**Items**
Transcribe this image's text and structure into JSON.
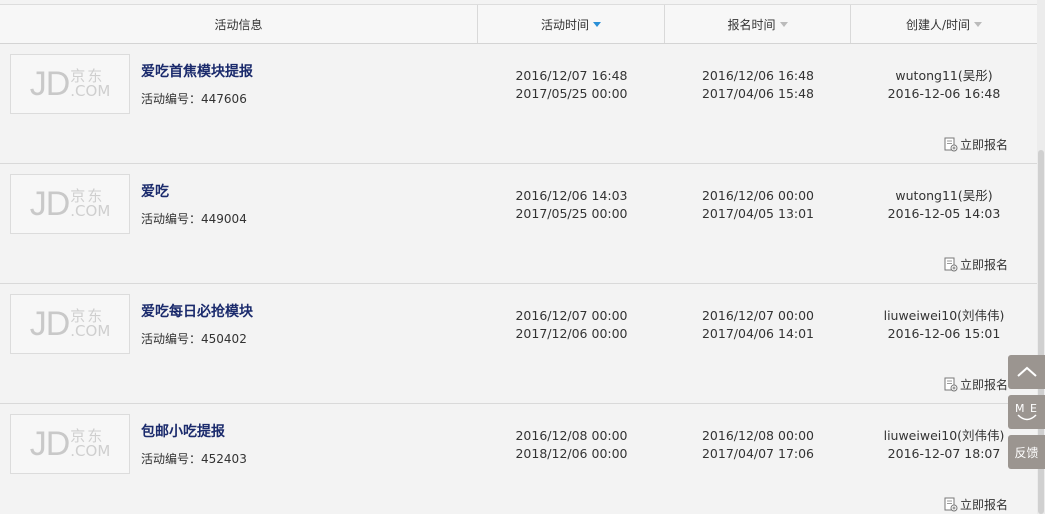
{
  "header": {
    "col_info": "活动信息",
    "col_activity_time": "活动时间",
    "col_signup_time": "报名时间",
    "col_creator": "创建人/时间"
  },
  "logo": {
    "jd": "JD",
    "cn": "京东",
    "com": ".COM"
  },
  "id_label": "活动编号：",
  "signup_label": "立即报名",
  "rows": [
    {
      "title": "爱吃首焦模块提报",
      "id": "447606",
      "activity_start": "2016/12/07 16:48",
      "activity_end": "2017/05/25 00:00",
      "signup_start": "2016/12/06 16:48",
      "signup_end": "2017/04/06 15:48",
      "creator": "wutong11(吴彤)",
      "created": "2016-12-06 16:48"
    },
    {
      "title": "爱吃",
      "id": "449004",
      "activity_start": "2016/12/06 14:03",
      "activity_end": "2017/05/25 00:00",
      "signup_start": "2016/12/06 00:00",
      "signup_end": "2017/04/05 13:01",
      "creator": "wutong11(吴彤)",
      "created": "2016-12-05 14:03"
    },
    {
      "title": "爱吃每日必抢模块",
      "id": "450402",
      "activity_start": "2016/12/07 00:00",
      "activity_end": "2017/12/06 00:00",
      "signup_start": "2016/12/07 00:00",
      "signup_end": "2017/04/06 14:01",
      "creator": "liuweiwei10(刘伟伟)",
      "created": "2016-12-06 15:01"
    },
    {
      "title": "包邮小吃提报",
      "id": "452403",
      "activity_start": "2016/12/08 00:00",
      "activity_end": "2018/12/06 00:00",
      "signup_start": "2016/12/08 00:00",
      "signup_end": "2017/04/07 17:06",
      "creator": "liuweiwei10(刘伟伟)",
      "created": "2016-12-07 18:07"
    }
  ],
  "sidebar": {
    "top_icon": "chevron-up-icon",
    "me_label": "M E",
    "feedback_label": "反馈"
  },
  "colors": {
    "title": "#1a2a6c",
    "sort_active": "#2a8fd6",
    "side_button": "#9b9590"
  }
}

**Direction**
Your copy should match the entries exactly, minus the pictures.

**Answer to the task**
Transcribe this image's text and structure into JSON.
{
  "header": {
    "col_info": "活动信息",
    "col_activity_time": "活动时间",
    "col_signup_time": "报名时间",
    "col_creator": "创建人/时间"
  },
  "logo": {
    "jd": "JD",
    "cn": "京东",
    "com": ".COM"
  },
  "id_label": "活动编号：",
  "signup_label": "立即报名",
  "rows": [
    {
      "title": "爱吃首焦模块提报",
      "id": "447606",
      "activity_start": "2016/12/07 16:48",
      "activity_end": "2017/05/25 00:00",
      "signup_start": "2016/12/06 16:48",
      "signup_end": "2017/04/06 15:48",
      "creator": "wutong11(吴彤)",
      "created": "2016-12-06 16:48"
    },
    {
      "title": "爱吃",
      "id": "449004",
      "activity_start": "2016/12/06 14:03",
      "activity_end": "2017/05/25 00:00",
      "signup_start": "2016/12/06 00:00",
      "signup_end": "2017/04/05 13:01",
      "creator": "wutong11(吴彤)",
      "created": "2016-12-05 14:03"
    },
    {
      "title": "爱吃每日必抢模块",
      "id": "450402",
      "activity_start": "2016/12/07 00:00",
      "activity_end": "2017/12/06 00:00",
      "signup_start": "2016/12/07 00:00",
      "signup_end": "2017/04/06 14:01",
      "creator": "liuweiwei10(刘伟伟)",
      "created": "2016-12-06 15:01"
    },
    {
      "title": "包邮小吃提报",
      "id": "452403",
      "activity_start": "2016/12/08 00:00",
      "activity_end": "2018/12/06 00:00",
      "signup_start": "2016/12/08 00:00",
      "signup_end": "2017/04/07 17:06",
      "creator": "liuweiwei10(刘伟伟)",
      "created": "2016-12-07 18:07"
    }
  ],
  "sidebar": {
    "top_icon": "chevron-up-icon",
    "me_label": "M E",
    "feedback_label": "反馈"
  },
  "colors": {
    "title": "#1a2a6c",
    "sort_active": "#2a8fd6",
    "side_button": "#9b9590"
  }
}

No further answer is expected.